--- start DATA ENTRIES ---
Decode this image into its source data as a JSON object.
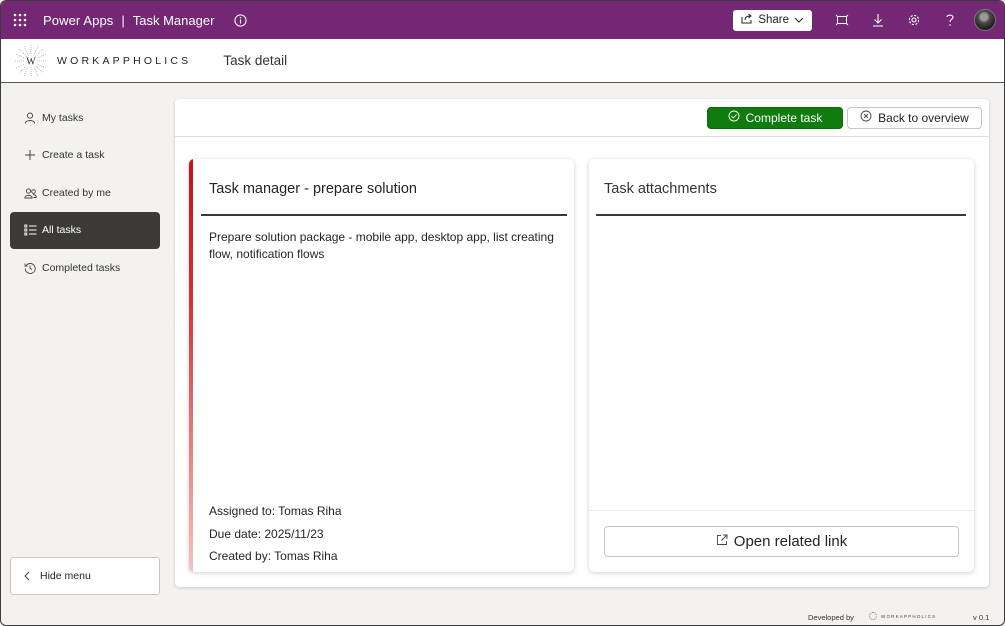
{
  "topbar": {
    "brand": "Power Apps",
    "separator": "|",
    "app_name": "Task Manager",
    "share_label": "Share",
    "icons": [
      "app-launcher-icon",
      "info-icon",
      "share-icon",
      "chevron-down-icon",
      "fit-to-window-icon",
      "download-icon",
      "settings-icon",
      "help-icon",
      "avatar"
    ],
    "background_color": "#742774"
  },
  "header": {
    "logo_letter": "W",
    "logo_text": "WORKAPPHOLICS",
    "page_title": "Task detail"
  },
  "sidebar": {
    "items": [
      {
        "label": "My tasks",
        "icon": "person-icon",
        "active": false
      },
      {
        "label": "Create a task",
        "icon": "plus-icon",
        "active": false
      },
      {
        "label": "Created by me",
        "icon": "people-icon",
        "active": false
      },
      {
        "label": "All tasks",
        "icon": "list-icon",
        "active": true
      },
      {
        "label": "Completed tasks",
        "icon": "history-icon",
        "active": false
      }
    ],
    "hide_menu_label": "Hide menu"
  },
  "actions": {
    "complete_label": "Complete task",
    "back_label": "Back to overview",
    "complete_color": "#107c10"
  },
  "task": {
    "title": "Task manager - prepare solution",
    "description": "Prepare solution package - mobile app, desktop app, list creating flow, notification flows",
    "assigned": "Assigned to: Tomas Riha",
    "due": "Due date: 2025/11/23",
    "created": "Created by: Tomas Riha",
    "accent_color": "#c50f1f"
  },
  "attachments": {
    "title": "Task attachments",
    "open_link_label": "Open related link"
  },
  "footer": {
    "developed_by": "Developed by",
    "brand": "WORKAPPHOLICS",
    "version": "v 0.1"
  }
}
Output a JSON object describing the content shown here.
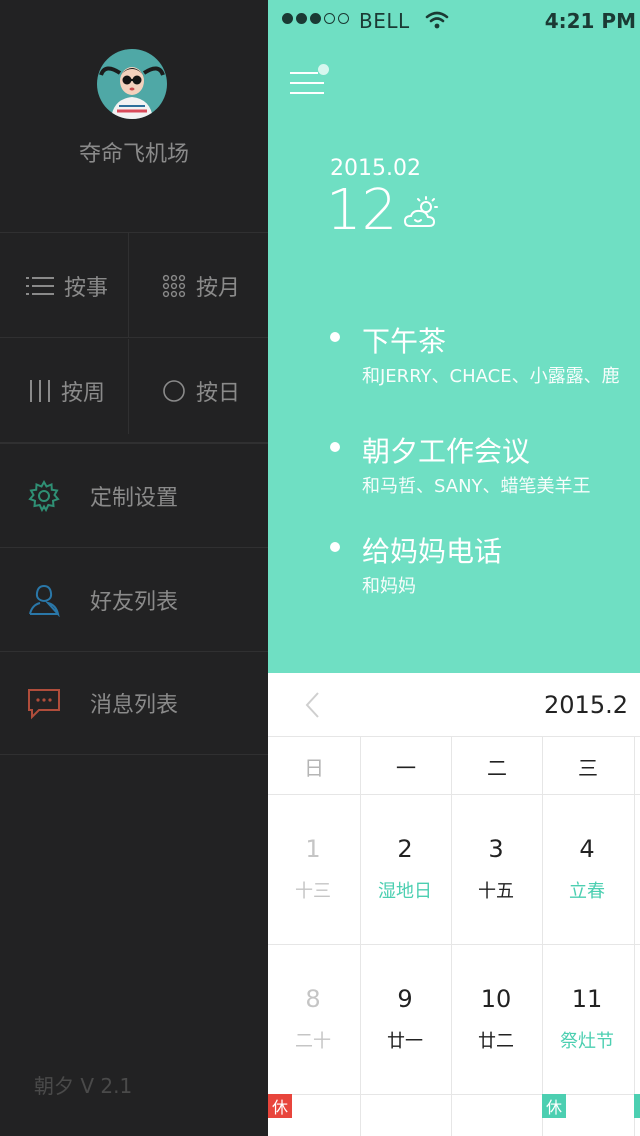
{
  "sidebar": {
    "username": "夺命飞机场",
    "views": [
      {
        "label": "按事",
        "icon": "list-icon"
      },
      {
        "label": "按月",
        "icon": "grid-icon"
      },
      {
        "label": "按周",
        "icon": "columns-icon"
      },
      {
        "label": "按日",
        "icon": "circle-icon"
      }
    ],
    "menu": [
      {
        "label": "定制设置",
        "icon": "gear-icon",
        "color": "#2f8f74"
      },
      {
        "label": "好友列表",
        "icon": "user-icon",
        "color": "#2a77a8"
      },
      {
        "label": "消息列表",
        "icon": "chat-icon",
        "color": "#b04d3b"
      }
    ],
    "version": "朝夕 V 2.1"
  },
  "status_bar": {
    "carrier": "BELL",
    "time": "4:21 PM"
  },
  "hero": {
    "date_ym": "2015.02",
    "date_day": "12",
    "weather_icon": "partly-sunny-icon",
    "accent": "#6fdfc3",
    "events": [
      {
        "title": "下午茶",
        "participants": "和JERRY、CHACE、小露露、鹿"
      },
      {
        "title": "朝夕工作会议",
        "participants": "和马哲、SANY、蜡笔美羊王"
      },
      {
        "title": "给妈妈电话",
        "participants": "和妈妈"
      }
    ]
  },
  "calendar": {
    "month": "2015.2",
    "weekdays": [
      "日",
      "一",
      "二",
      "三"
    ],
    "weeks": [
      [
        {
          "day": "1",
          "lunar": "十三",
          "muted": true
        },
        {
          "day": "2",
          "lunar": "湿地日",
          "green": true
        },
        {
          "day": "3",
          "lunar": "十五"
        },
        {
          "day": "4",
          "lunar": "立春",
          "green": true
        }
      ],
      [
        {
          "day": "8",
          "lunar": "二十",
          "muted": true
        },
        {
          "day": "9",
          "lunar": "廿一"
        },
        {
          "day": "10",
          "lunar": "廿二"
        },
        {
          "day": "11",
          "lunar": "祭灶节",
          "green": true
        }
      ]
    ],
    "rest_label": "休",
    "rest_colors": {
      "red": "#e8453c",
      "green": "#4ccfb1"
    }
  }
}
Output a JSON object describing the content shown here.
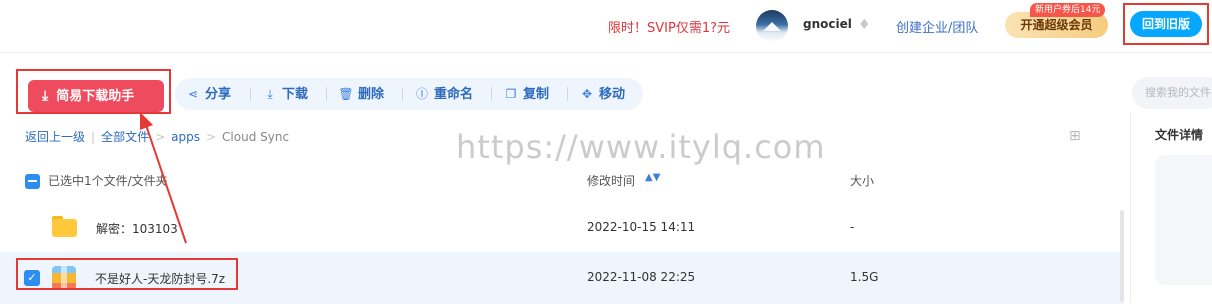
{
  "header": {
    "promo": "限时！SVIP仅需1?元",
    "username": "gnociel",
    "create_org": "创建企业/团队",
    "vip_button": "开通超级会员",
    "vip_badge": "新用户券后14元",
    "old_version": "回到旧版"
  },
  "toolbar": {
    "download_helper": "简易下载助手",
    "share": "分享",
    "download": "下载",
    "delete": "删除",
    "rename": "重命名",
    "copy": "复制",
    "move": "移动",
    "search_placeholder": "搜索我的文件"
  },
  "breadcrumb": {
    "back": "返回上一级",
    "all": "全部文件",
    "apps": "apps",
    "current": "Cloud Sync"
  },
  "table": {
    "selection_summary": "已选中1个文件/文件夹",
    "col_modified": "修改时间",
    "col_size": "大小",
    "rows": [
      {
        "name": "解密：103103",
        "modified": "2022-10-15 14:11",
        "size": "-",
        "type": "folder",
        "selected": false
      },
      {
        "name": "不是好人-天龙防封号.7z",
        "modified": "2022-11-08 22:25",
        "size": "1.5G",
        "type": "archive",
        "selected": true
      }
    ]
  },
  "detail_panel": {
    "title": "文件详情"
  },
  "watermark": "https://www.itylq.com",
  "colors": {
    "accent": "#06a7ff",
    "annotation_red": "#e53935",
    "download_button": "#ef4b5f",
    "link_blue": "#2e6bbf"
  }
}
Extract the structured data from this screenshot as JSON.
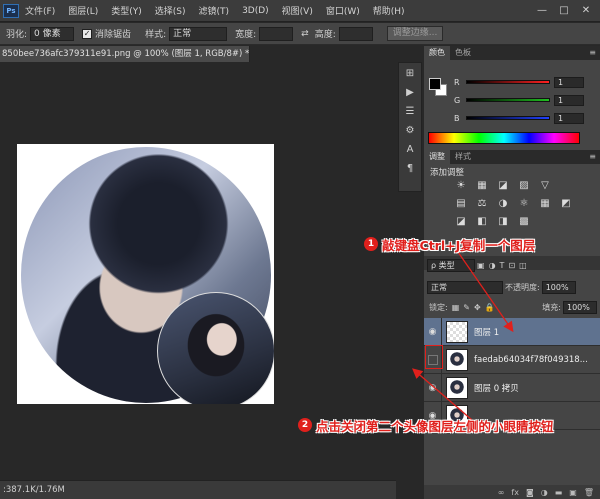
{
  "menu": {
    "logo": "Ps",
    "items": [
      "文件(F)",
      "图层(L)",
      "类型(Y)",
      "选择(S)",
      "滤镜(T)",
      "3D(D)",
      "视图(V)",
      "窗口(W)",
      "帮助(H)"
    ],
    "window_controls": [
      "—",
      "□",
      "✕"
    ]
  },
  "options": {
    "feather_label": "羽化:",
    "feather_value": "0 像素",
    "antialias_label": "消除锯齿",
    "style_label": "样式:",
    "style_value": "正常",
    "width_label": "宽度:",
    "height_label": "高度:",
    "refine_button": "调整边缘..."
  },
  "document": {
    "tab_title": "850bee736afc379311e91.png @ 100% (图层 1, RGB/8#) * ✕",
    "status": ":387.1K/1.76M"
  },
  "toolstrip": {
    "icons": [
      "history-icon",
      "play-icon",
      "layer-comps-icon",
      "brush-presets-icon",
      "character-icon",
      "paragraph-icon"
    ],
    "glyphs": [
      "⊞",
      "▶",
      "☰",
      "⚙",
      "A",
      "¶"
    ]
  },
  "color_panel": {
    "tabs": [
      "颜色",
      "色板"
    ],
    "channels": [
      {
        "label": "R",
        "value": "1",
        "color": "#ff2020"
      },
      {
        "label": "G",
        "value": "1",
        "color": "#20c020"
      },
      {
        "label": "B",
        "value": "1",
        "color": "#2040ff"
      }
    ]
  },
  "adjust_panel": {
    "tabs": [
      "调整",
      "样式"
    ],
    "title": "添加调整",
    "icons": [
      "☀",
      "▦",
      "◪",
      "▨",
      "▽",
      "▤",
      "⚖",
      "◑",
      "⚛",
      "▦",
      "◩",
      "◪",
      "◧",
      "◨",
      "▩"
    ]
  },
  "layers_panel": {
    "filter_label": "ρ 类型",
    "blend_mode": "正常",
    "opacity_label": "不透明度:",
    "opacity_value": "100%",
    "lock_label": "锁定:",
    "fill_label": "填充:",
    "fill_value": "100%",
    "layers": [
      {
        "name": "图层 1",
        "selected": true,
        "visible": true
      },
      {
        "name": "faedab64034f78f049318...",
        "selected": false,
        "visible": false
      },
      {
        "name": "图层 0 拷贝",
        "selected": false,
        "visible": true
      },
      {
        "name": "",
        "selected": false,
        "visible": true
      }
    ],
    "footer_icons": [
      "∞",
      "fx",
      "◙",
      "◑",
      "▬",
      "▣",
      "🗑"
    ]
  },
  "annotations": [
    {
      "number": "1",
      "text": "敲键盘Ctrl+J复制一个图层"
    },
    {
      "number": "2",
      "text": "点击关闭第二个头像图层左侧的小眼睛按钮"
    }
  ],
  "colors": {
    "annotation": "#e0201c",
    "selected_layer": "#5f728f"
  }
}
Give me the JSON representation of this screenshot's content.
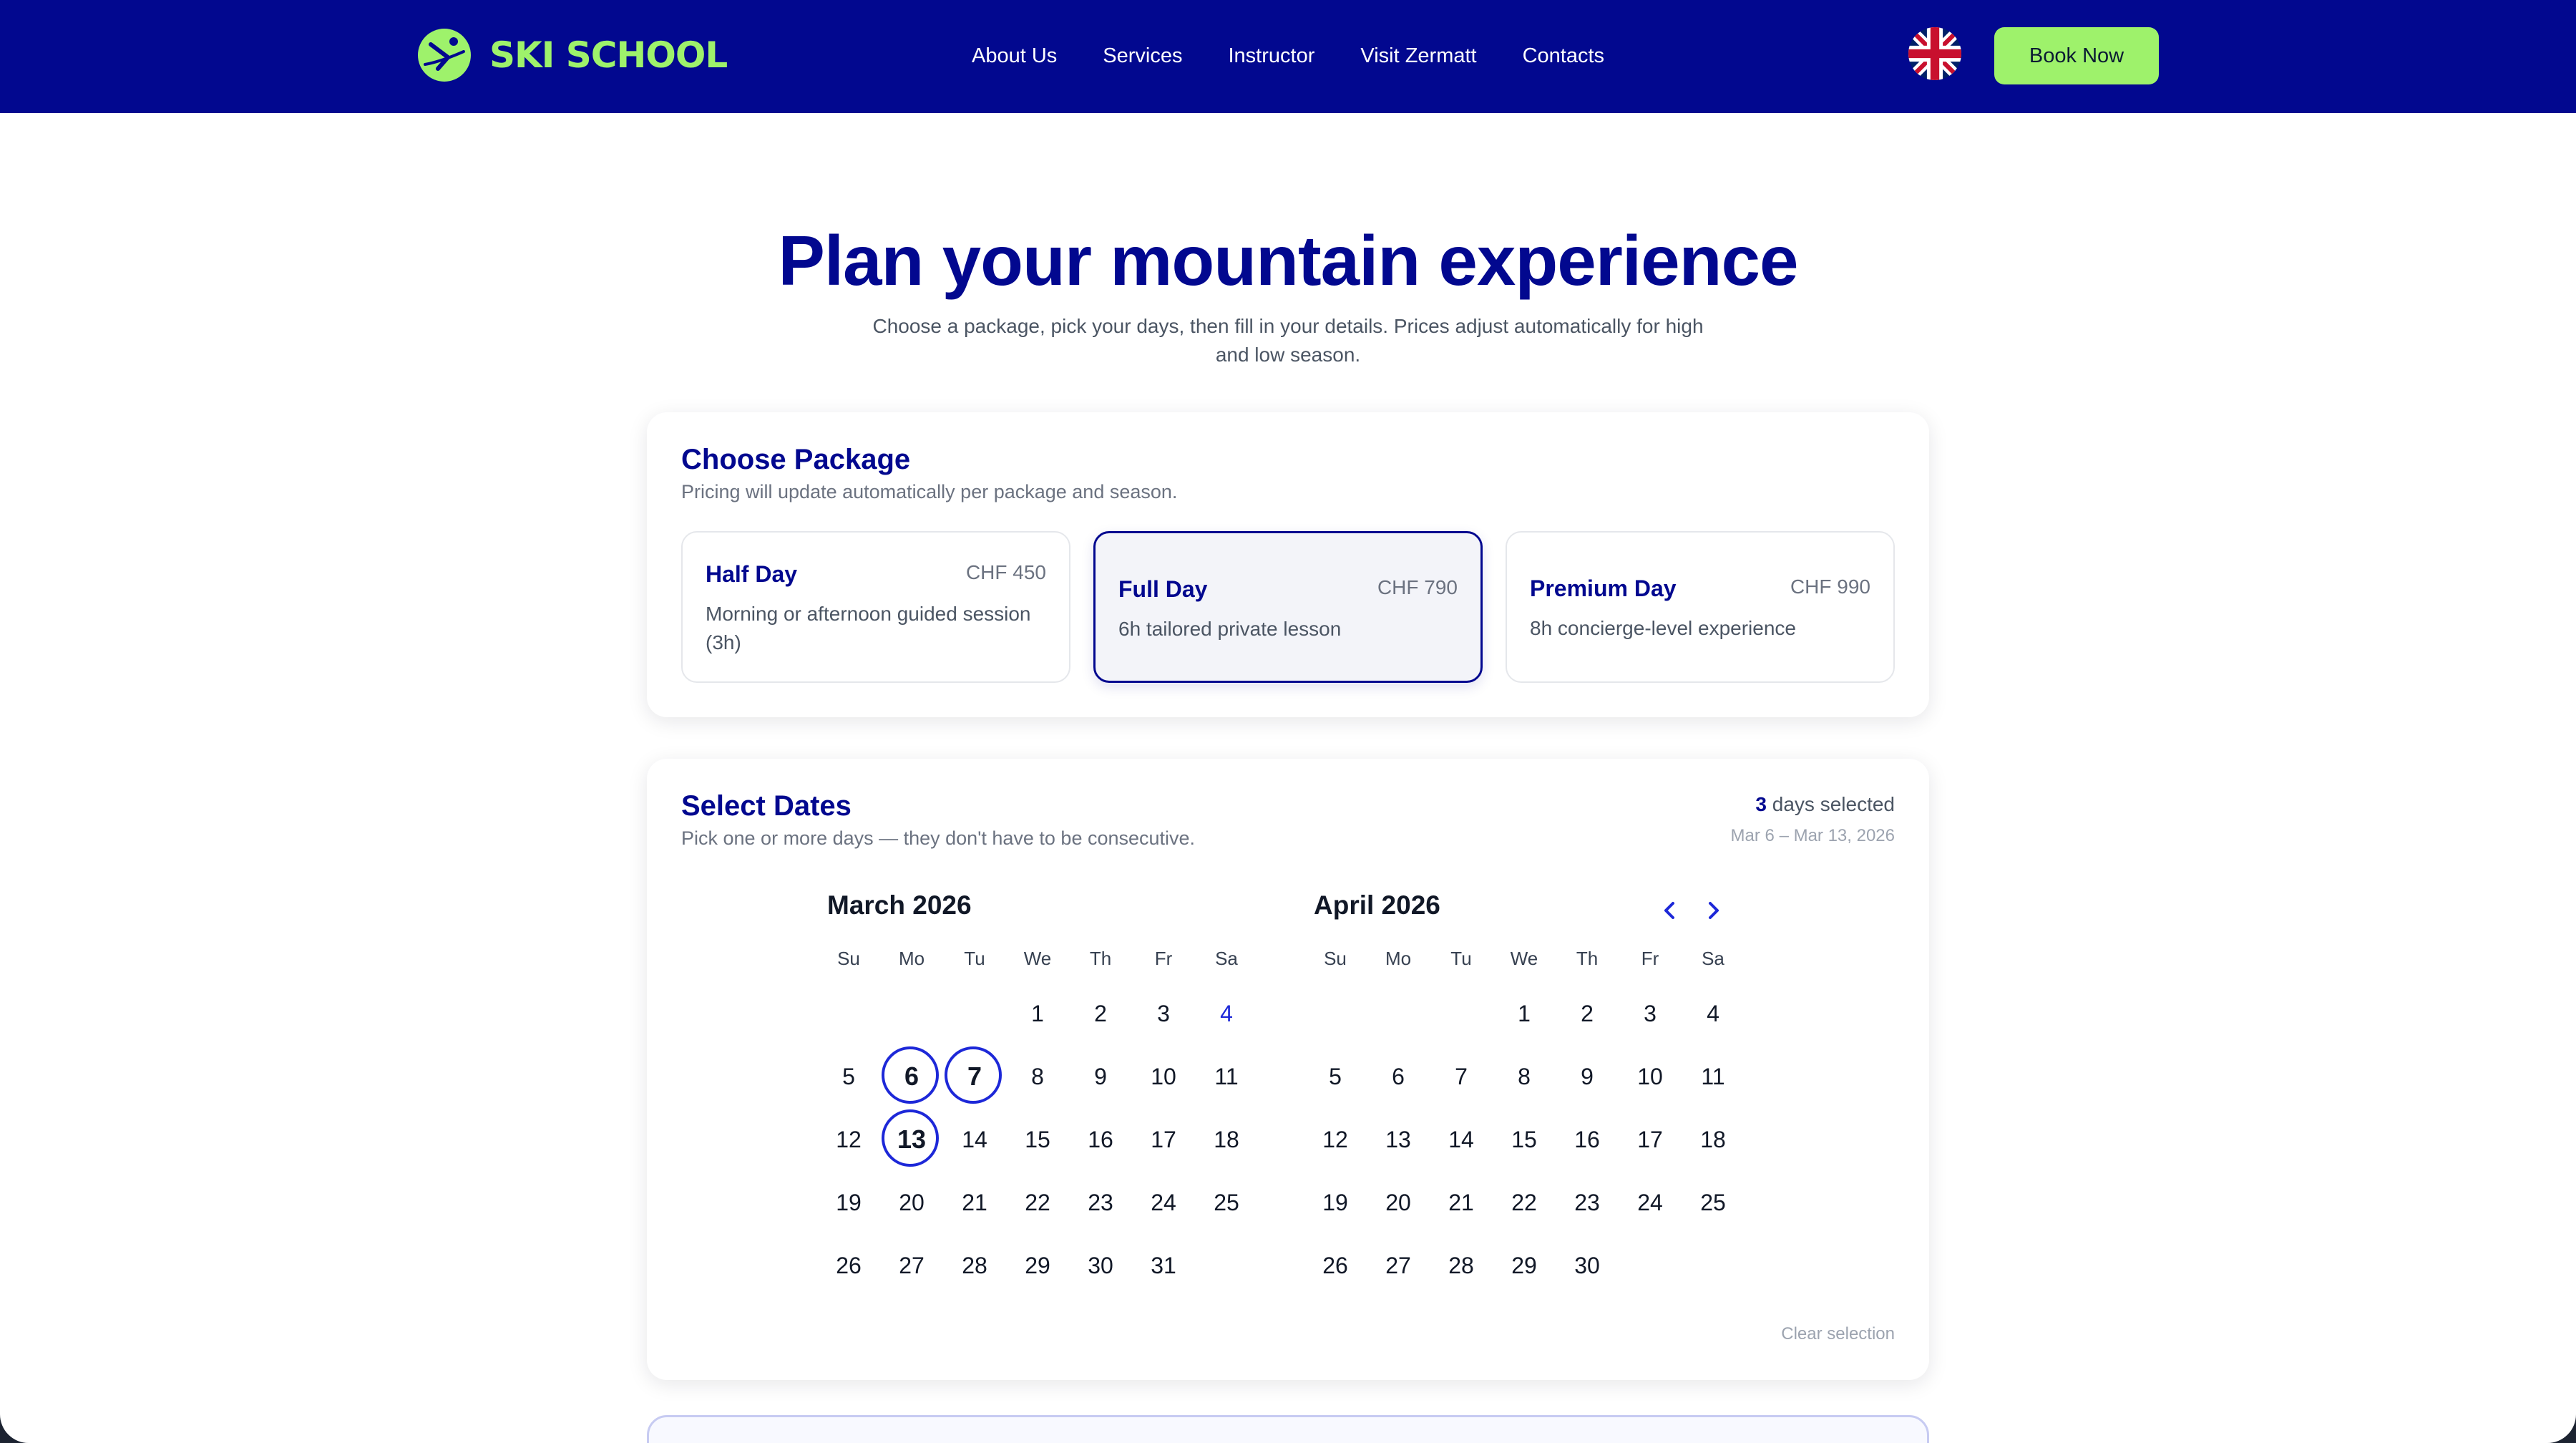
--- end DATA ENTRIES ---
WHAT TO WORK ON: Copy each line from the data above that includes "this".

CORRECT RESULT:
Decode this image into its source data as a JSON object.
Extract the structured data from this screenshot as JSON.
Give me the JSON representation of this screenshot's content.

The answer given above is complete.